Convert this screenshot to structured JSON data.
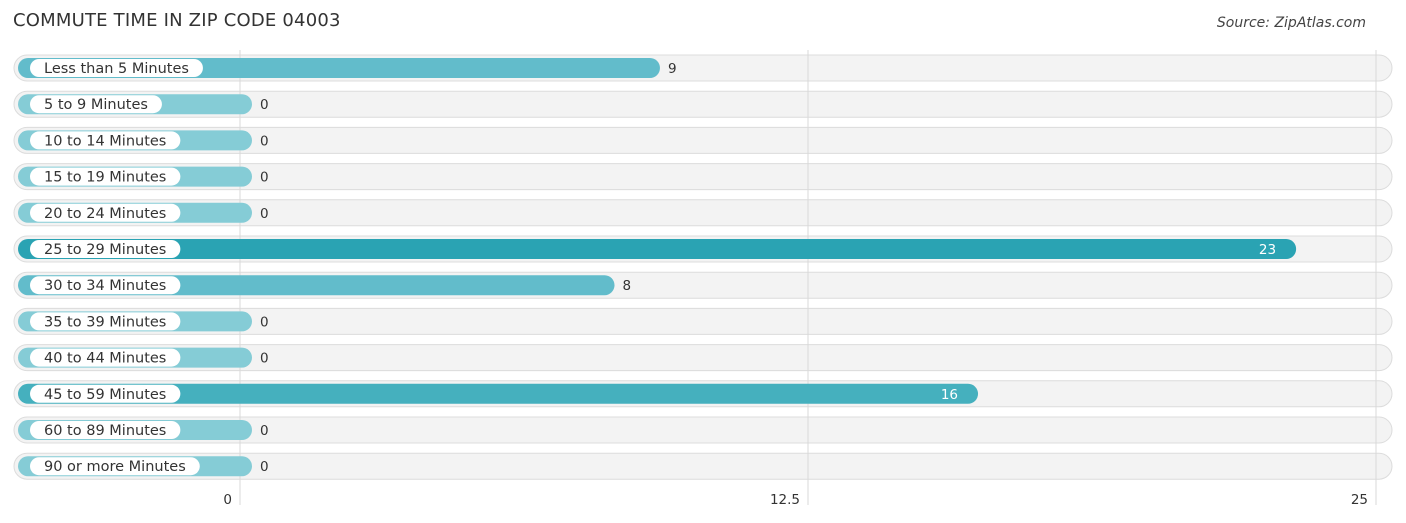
{
  "header": {
    "title": "COMMUTE TIME IN ZIP CODE 04003",
    "source": "Source: ZipAtlas.com"
  },
  "chart_data": {
    "type": "bar",
    "orientation": "horizontal",
    "title": "COMMUTE TIME IN ZIP CODE 04003",
    "xlabel": "",
    "ylabel": "",
    "categories": [
      "Less than 5 Minutes",
      "5 to 9 Minutes",
      "10 to 14 Minutes",
      "15 to 19 Minutes",
      "20 to 24 Minutes",
      "25 to 29 Minutes",
      "30 to 34 Minutes",
      "35 to 39 Minutes",
      "40 to 44 Minutes",
      "45 to 59 Minutes",
      "60 to 89 Minutes",
      "90 or more Minutes"
    ],
    "values": [
      9,
      0,
      0,
      0,
      0,
      23,
      8,
      0,
      0,
      16,
      0,
      0
    ],
    "xlim": [
      0,
      25
    ],
    "ticks": [
      {
        "value": 0,
        "label": "0"
      },
      {
        "value": 12.5,
        "label": "12.5"
      },
      {
        "value": 25,
        "label": "25"
      }
    ],
    "grid": true,
    "colors": {
      "highest": "#2aa3b3",
      "high": "#45b0be",
      "normal": "#62bccb",
      "zero": "#85ccd6",
      "track": "#f3f3f3"
    }
  }
}
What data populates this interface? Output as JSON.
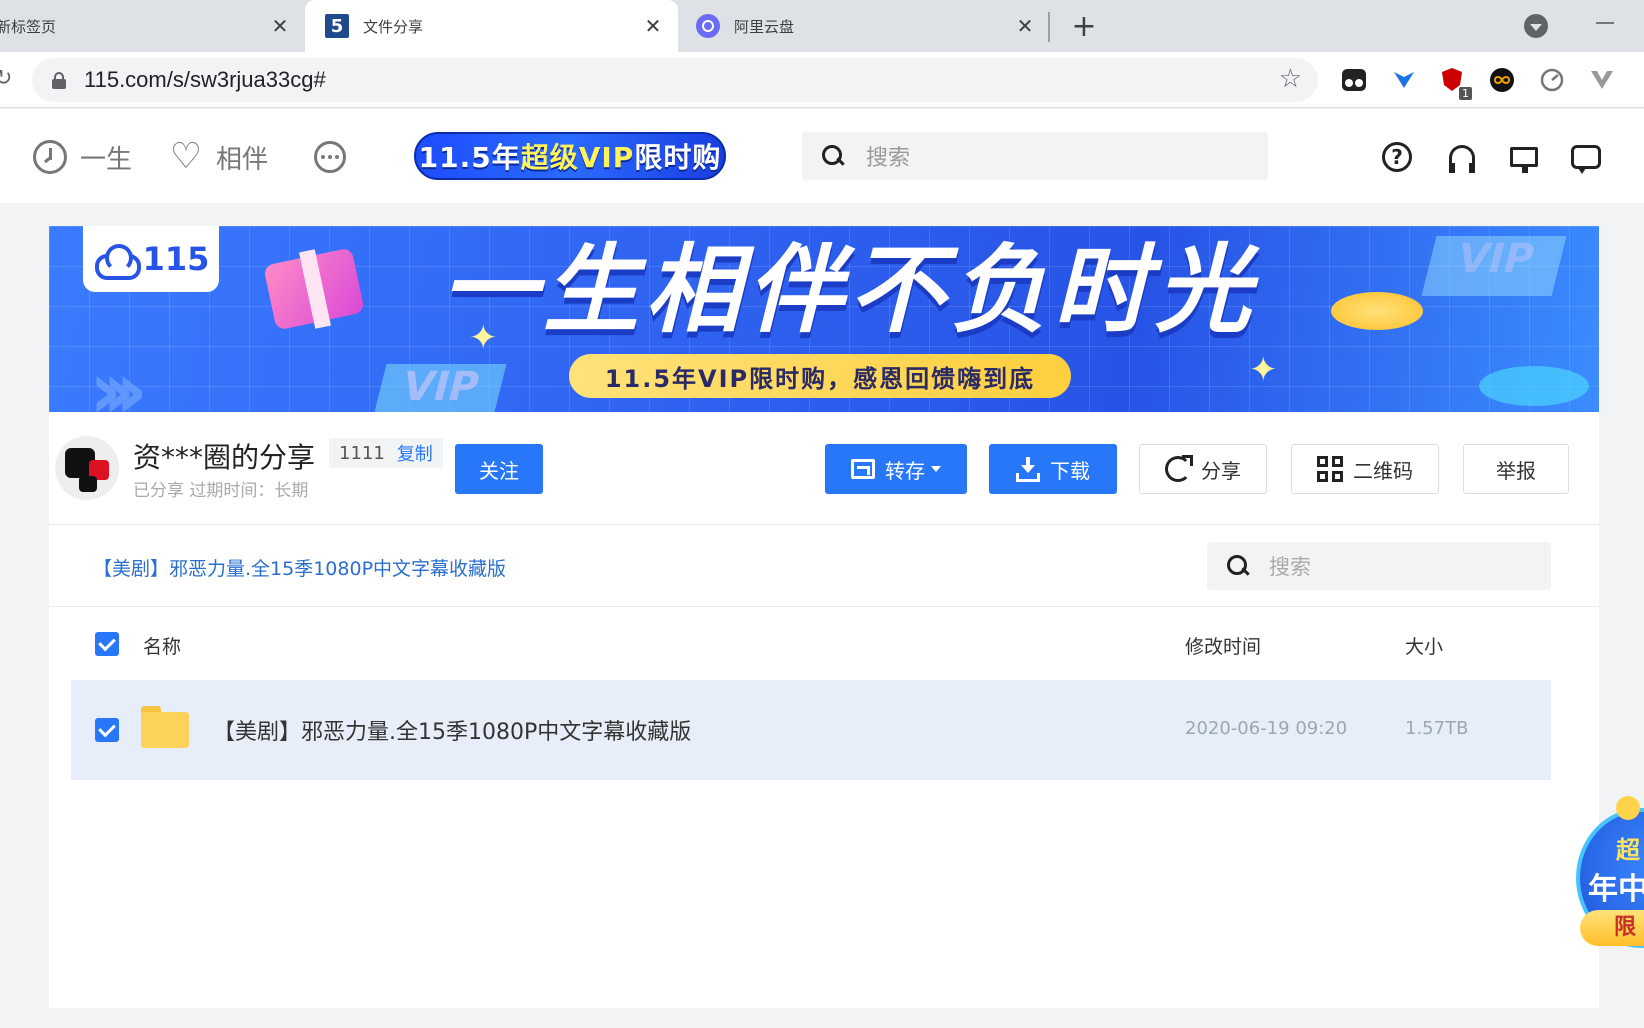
{
  "browser": {
    "tabs": [
      {
        "title": "新标签页"
      },
      {
        "title": "文件分享",
        "favicon": "5"
      },
      {
        "title": "阿里云盘"
      }
    ],
    "close_glyph": "✕",
    "new_tab_glyph": "+",
    "url": "115.com/s/sw3rjua33cg#",
    "extension_badge": "1"
  },
  "header": {
    "nav": [
      {
        "label": "一生",
        "icon": "clock-icon"
      },
      {
        "label": "相伴",
        "icon": "heart-icon"
      },
      {
        "label": "",
        "icon": "more-icon"
      }
    ],
    "vip_banner_a": "11.5年",
    "vip_banner_b": "超级VIP",
    "vip_banner_c": "限时购",
    "search_placeholder": "搜索"
  },
  "promo": {
    "logo_text": "115",
    "title": "一生相伴不负时光",
    "subtitle": "11.5年VIP限时购，感恩回馈嗨到底",
    "card_text": "VIP"
  },
  "share": {
    "owner_name": "资***圈的分享",
    "owner_id": "1111",
    "copy_label": "复制",
    "meta": "已分享 过期时间：长期",
    "follow_label": "关注",
    "actions": {
      "save": "转存",
      "download": "下载",
      "share": "分享",
      "qrcode": "二维码",
      "report": "举报"
    },
    "breadcrumb": "【美剧】邪恶力量.全15季1080P中文字幕收藏版",
    "search_placeholder": "搜索",
    "columns": {
      "name": "名称",
      "modified": "修改时间",
      "size": "大小"
    },
    "files": [
      {
        "name": "【美剧】邪恶力量.全15季1080P中文字幕收藏版",
        "modified": "2020-06-19 09:20",
        "size": "1.57TB",
        "type": "folder",
        "checked": true
      }
    ]
  },
  "float_promo": {
    "line1": "超",
    "line2": "年中",
    "line3": "限"
  },
  "colors": {
    "accent": "#2777f8",
    "selected_row": "#e8eef9",
    "folder": "#fbd35a"
  }
}
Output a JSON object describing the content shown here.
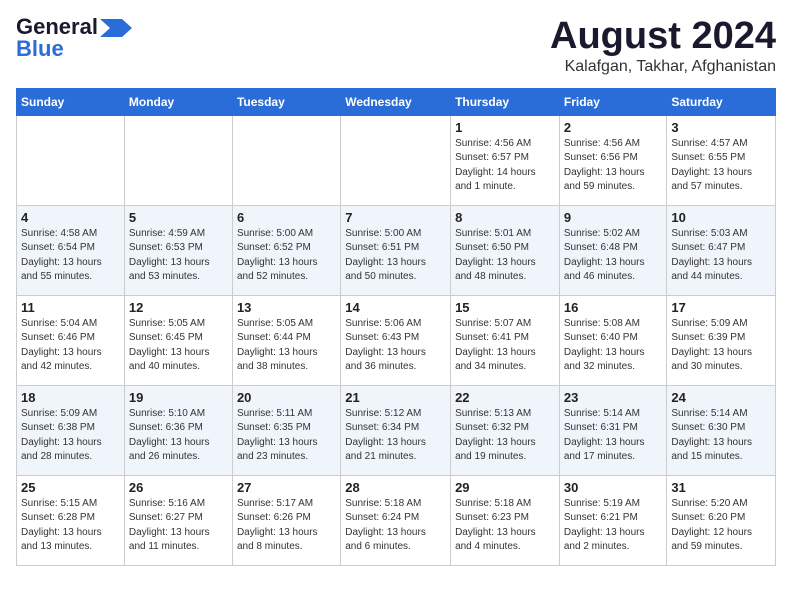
{
  "header": {
    "logo_general": "General",
    "logo_blue": "Blue",
    "month_title": "August 2024",
    "subtitle": "Kalafgan, Takhar, Afghanistan"
  },
  "weekdays": [
    "Sunday",
    "Monday",
    "Tuesday",
    "Wednesday",
    "Thursday",
    "Friday",
    "Saturday"
  ],
  "weeks": [
    [
      {
        "day": "",
        "info": ""
      },
      {
        "day": "",
        "info": ""
      },
      {
        "day": "",
        "info": ""
      },
      {
        "day": "",
        "info": ""
      },
      {
        "day": "1",
        "info": "Sunrise: 4:56 AM\nSunset: 6:57 PM\nDaylight: 14 hours\nand 1 minute."
      },
      {
        "day": "2",
        "info": "Sunrise: 4:56 AM\nSunset: 6:56 PM\nDaylight: 13 hours\nand 59 minutes."
      },
      {
        "day": "3",
        "info": "Sunrise: 4:57 AM\nSunset: 6:55 PM\nDaylight: 13 hours\nand 57 minutes."
      }
    ],
    [
      {
        "day": "4",
        "info": "Sunrise: 4:58 AM\nSunset: 6:54 PM\nDaylight: 13 hours\nand 55 minutes."
      },
      {
        "day": "5",
        "info": "Sunrise: 4:59 AM\nSunset: 6:53 PM\nDaylight: 13 hours\nand 53 minutes."
      },
      {
        "day": "6",
        "info": "Sunrise: 5:00 AM\nSunset: 6:52 PM\nDaylight: 13 hours\nand 52 minutes."
      },
      {
        "day": "7",
        "info": "Sunrise: 5:00 AM\nSunset: 6:51 PM\nDaylight: 13 hours\nand 50 minutes."
      },
      {
        "day": "8",
        "info": "Sunrise: 5:01 AM\nSunset: 6:50 PM\nDaylight: 13 hours\nand 48 minutes."
      },
      {
        "day": "9",
        "info": "Sunrise: 5:02 AM\nSunset: 6:48 PM\nDaylight: 13 hours\nand 46 minutes."
      },
      {
        "day": "10",
        "info": "Sunrise: 5:03 AM\nSunset: 6:47 PM\nDaylight: 13 hours\nand 44 minutes."
      }
    ],
    [
      {
        "day": "11",
        "info": "Sunrise: 5:04 AM\nSunset: 6:46 PM\nDaylight: 13 hours\nand 42 minutes."
      },
      {
        "day": "12",
        "info": "Sunrise: 5:05 AM\nSunset: 6:45 PM\nDaylight: 13 hours\nand 40 minutes."
      },
      {
        "day": "13",
        "info": "Sunrise: 5:05 AM\nSunset: 6:44 PM\nDaylight: 13 hours\nand 38 minutes."
      },
      {
        "day": "14",
        "info": "Sunrise: 5:06 AM\nSunset: 6:43 PM\nDaylight: 13 hours\nand 36 minutes."
      },
      {
        "day": "15",
        "info": "Sunrise: 5:07 AM\nSunset: 6:41 PM\nDaylight: 13 hours\nand 34 minutes."
      },
      {
        "day": "16",
        "info": "Sunrise: 5:08 AM\nSunset: 6:40 PM\nDaylight: 13 hours\nand 32 minutes."
      },
      {
        "day": "17",
        "info": "Sunrise: 5:09 AM\nSunset: 6:39 PM\nDaylight: 13 hours\nand 30 minutes."
      }
    ],
    [
      {
        "day": "18",
        "info": "Sunrise: 5:09 AM\nSunset: 6:38 PM\nDaylight: 13 hours\nand 28 minutes."
      },
      {
        "day": "19",
        "info": "Sunrise: 5:10 AM\nSunset: 6:36 PM\nDaylight: 13 hours\nand 26 minutes."
      },
      {
        "day": "20",
        "info": "Sunrise: 5:11 AM\nSunset: 6:35 PM\nDaylight: 13 hours\nand 23 minutes."
      },
      {
        "day": "21",
        "info": "Sunrise: 5:12 AM\nSunset: 6:34 PM\nDaylight: 13 hours\nand 21 minutes."
      },
      {
        "day": "22",
        "info": "Sunrise: 5:13 AM\nSunset: 6:32 PM\nDaylight: 13 hours\nand 19 minutes."
      },
      {
        "day": "23",
        "info": "Sunrise: 5:14 AM\nSunset: 6:31 PM\nDaylight: 13 hours\nand 17 minutes."
      },
      {
        "day": "24",
        "info": "Sunrise: 5:14 AM\nSunset: 6:30 PM\nDaylight: 13 hours\nand 15 minutes."
      }
    ],
    [
      {
        "day": "25",
        "info": "Sunrise: 5:15 AM\nSunset: 6:28 PM\nDaylight: 13 hours\nand 13 minutes."
      },
      {
        "day": "26",
        "info": "Sunrise: 5:16 AM\nSunset: 6:27 PM\nDaylight: 13 hours\nand 11 minutes."
      },
      {
        "day": "27",
        "info": "Sunrise: 5:17 AM\nSunset: 6:26 PM\nDaylight: 13 hours\nand 8 minutes."
      },
      {
        "day": "28",
        "info": "Sunrise: 5:18 AM\nSunset: 6:24 PM\nDaylight: 13 hours\nand 6 minutes."
      },
      {
        "day": "29",
        "info": "Sunrise: 5:18 AM\nSunset: 6:23 PM\nDaylight: 13 hours\nand 4 minutes."
      },
      {
        "day": "30",
        "info": "Sunrise: 5:19 AM\nSunset: 6:21 PM\nDaylight: 13 hours\nand 2 minutes."
      },
      {
        "day": "31",
        "info": "Sunrise: 5:20 AM\nSunset: 6:20 PM\nDaylight: 12 hours\nand 59 minutes."
      }
    ]
  ]
}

> _WORK TO BE COMPLETED_: Where a line of the records above holds the word "Output", copy that line.

> _RESULT OF THIS EXERCISE_:
What data populates this interface? Output as JSON.
Output a JSON object describing the content shown here.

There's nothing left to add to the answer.